%%
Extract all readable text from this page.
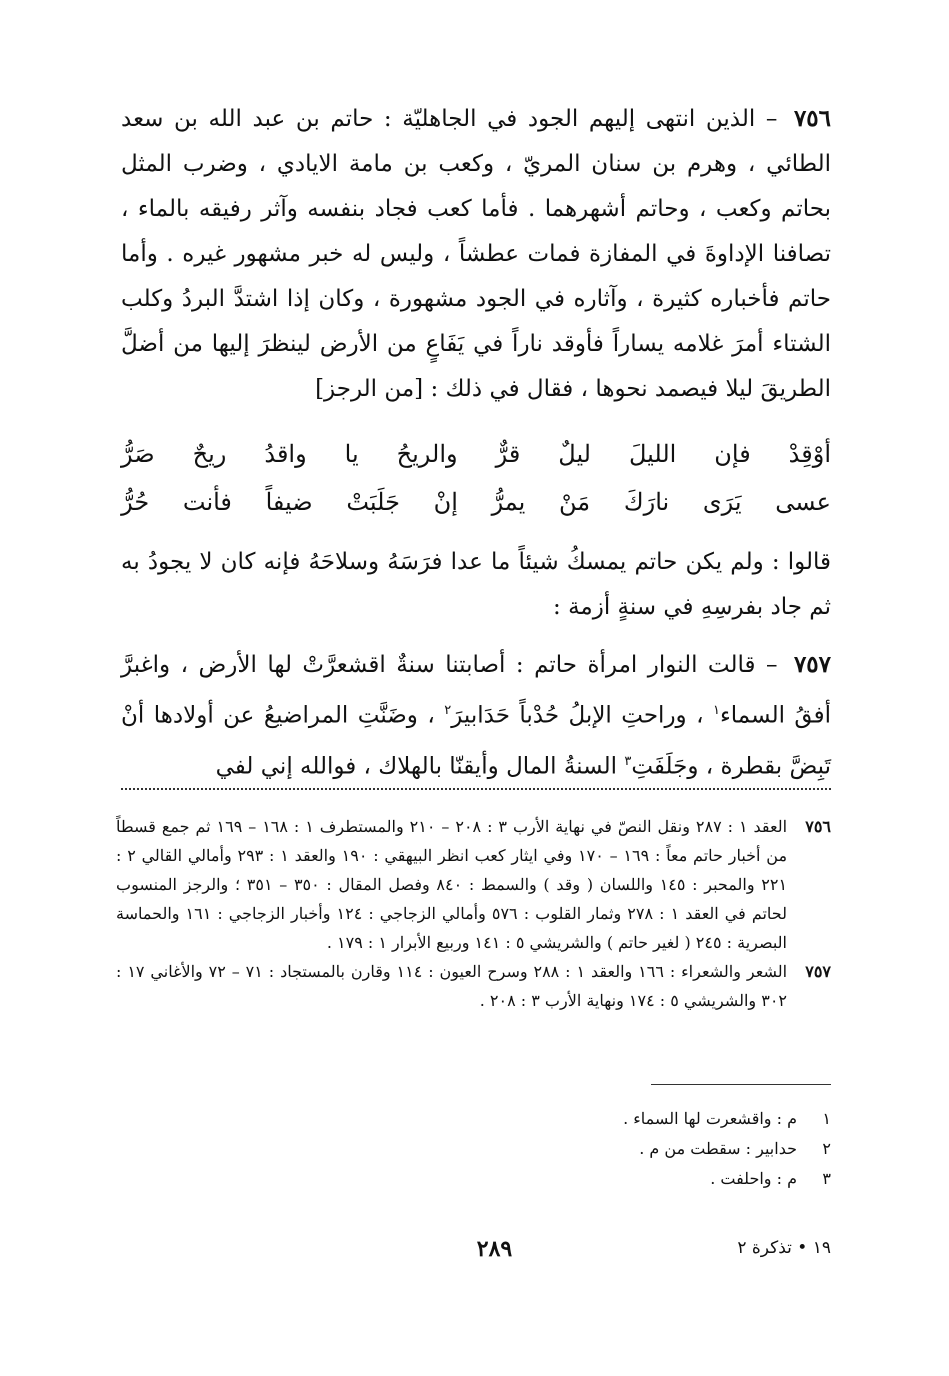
٧٥٦ – الذين انتهى إليهم الجود في الجاهليّة : حاتم بن عبد الله بن سعد الطائي ، وهرم بن سنان المريّ ، وكعب بن مامة الايادي ، وضرب المثل بحاتم وكعب ، وحاتم أشهرهما . فأما كعب فجاد بنفسه وآثر رفيقه بالماء ، تصافنا الإداوةَ في المفازة فمات عطشاً ، وليس له خبر مشهور غيره . وأما حاتم فأخباره كثيرة ، وآثاره في الجود مشهورة ، وكان إذا اشتدَّ البردُ وكلب الشتاء أمرَ غلامه يساراً فأوقد ناراً في يَفَاعٍ من الأرض لينظرَ إليها من أضلَّ الطريقَ ليلا فيصمد نحوها ، فقال في ذلك : [من الرجز]
أوْقِدْ
فإن
الليلَ
ليلٌ
قرٌّ
والريحُ
يا
واقدُ
ريحٌ
صَرُّ
عسى
يَرَى
نارَكَ
مَنْ
يمرُّ
إنْ
جَلَبَتْ
ضيفاً
فأنت
حُرُّ
قالوا : ولم يكن حاتم يمسكُ شيئاً ما عدا فرَسَهُ وسلاحَهُ فإنه كان لا يجودُ به ثم جاد بفرسِهِ في سنةٍ أزمة :
٧٥٧ – قالت النوار امرأة حاتم : أصابتنا سنةٌ اقشعرَّتْ لها الأرض ، واغبرَّ أفقُ السماء$^١$ ، وراحتِ الإبلُ حُدْباً حَدَابيرَ$^٢$ ، وضَنَّتِ المراضيعُ عن أولادها أنْ تَبِضَّ بقطرة ، وجَلَفَتِ$^٣$ السنةُ المال وأيقنّا بالهلاك ، فوالله إني لفي
٧٥٦
العقد ١ : ٢٨٧ ونقل النصّ في نهاية الأرب ٣ : ٢٠٨ – ٢١٠ والمستطرف ١ : ١٦٨ – ١٦٩ ثم جمع قسطاً من أخبار حاتم معاً : ١٦٩ – ١٧٠ وفي ايثار كعب انظر البيهقي : ١٩٠ والعقد ١ : ٢٩٣ وأمالي القالي ٢ : ٢٢١ والمحبر : ١٤٥ واللسان ( وقد ) والسمط : ٨٤٠ وفصل المقال : ٣٥٠ – ٣٥١ ؛ والرجز المنسوب لحاتم في العقد ١ : ٢٧٨ وثمار القلوب : ٥٧٦ وأمالي الزجاجي : ١٢٤ وأخبار الزجاجي : ١٦١ والحماسة البصرية : ٢٤٥ ( لغير حاتم ) والشريشي ٥ : ١٤١ وربيع الأبرار ١ : ١٧٩ .
٧٥٧
الشعر والشعراء : ١٦٦ والعقد ١ : ٢٨٨ وسرح العيون : ١١٤ وقارن بالمستجاد : ٧١ – ٧٢ والأغاني ١٧ : ٣٠٢ والشريشي ٥ : ١٧٤ ونهاية الأرب ٣ : ٢٠٨ .
١
م : واقشعرت لها السماء .
٢
حدابير : سقطت من م .
٣
م : واحلفت .
٢٨٩	١٩ • تذكرة ٢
%%
Extract the full listing exactly, with the pictures left out.

■ Finished task ■
Extract all readable text from this page.
٧٥٦ – الذين انتهى إليهم الجود في الجاهليّة : حاتم بن عبد الله بن سعد الطائي ، وهرم بن سنان المريّ ، وكعب بن مامة الايادي ، وضرب المثل بحاتم وكعب ، وحاتم أشهرهما . فأما كعب فجاد بنفسه وآثر رفيقه بالماء ، تصافنا الإداوةَ في المفازة فمات عطشاً ، وليس له خبر مشهور غيره . وأما حاتم فأخباره كثيرة ، وآثاره في الجود مشهورة ، وكان إذا اشتدَّ البردُ وكلب الشتاء أمرَ غلامه يساراً فأوقد ناراً في يَفَاعٍ من الأرض لينظرَ إليها من أضلَّ الطريقَ ليلا فيصمد نحوها ، فقال في ذلك : [من الرجز]
أوْقِدْ
فإن
الليلَ
ليلٌ
قرٌّ
والريحُ
يا
واقدُ
ريحٌ
صَرُّ
عسى
يَرَى
نارَكَ
مَنْ
يمرُّ
إنْ
جَلَبَتْ
ضيفاً
فأنت
حُرُّ
قالوا : ولم يكن حاتم يمسكُ شيئاً ما عدا فرَسَهُ وسلاحَهُ فإنه كان لا يجودُ به ثم جاد بفرسِهِ في سنةٍ أزمة :
٧٥٧ – قالت النوار امرأة حاتم : أصابتنا سنةٌ اقشعرَّتْ لها الأرض ، واغبرَّ أفقُ السماء$^١$ ، وراحتِ الإبلُ حُدْباً حَدَابيرَ$^٢$ ، وضَنَّتِ المراضيعُ عن أولادها أنْ تَبِضَّ بقطرة ، وجَلَفَتِ$^٣$ السنةُ المال وأيقنّا بالهلاك ، فوالله إني لفي
٧٥٦
العقد ١ : ٢٨٧ ونقل النصّ في نهاية الأرب ٣ : ٢٠٨ – ٢١٠ والمستطرف ١ : ١٦٨ – ١٦٩ ثم جمع قسطاً من أخبار حاتم معاً : ١٦٩ – ١٧٠ وفي ايثار كعب انظر البيهقي : ١٩٠ والعقد ١ : ٢٩٣ وأمالي القالي ٢ : ٢٢١ والمحبر : ١٤٥ واللسان ( وقد ) والسمط : ٨٤٠ وفصل المقال : ٣٥٠ – ٣٥١ ؛ والرجز المنسوب لحاتم في العقد ١ : ٢٧٨ وثمار القلوب : ٥٧٦ وأمالي الزجاجي : ١٢٤ وأخبار الزجاجي : ١٦١ والحماسة البصرية : ٢٤٥ ( لغير حاتم ) والشريشي ٥ : ١٤١ وربيع الأبرار ١ : ١٧٩ .
٧٥٧
الشعر والشعراء : ١٦٦ والعقد ١ : ٢٨٨ وسرح العيون : ١١٤ وقارن بالمستجاد : ٧١ – ٧٢ والأغاني ١٧ : ٣٠٢ والشريشي ٥ : ١٧٤ ونهاية الأرب ٣ : ٢٠٨ .
١
م : واقشعرت لها السماء .
٢
حدابير : سقطت من م .
٣
م : واحلفت .
٢٨٩	١٩ • تذكرة ٢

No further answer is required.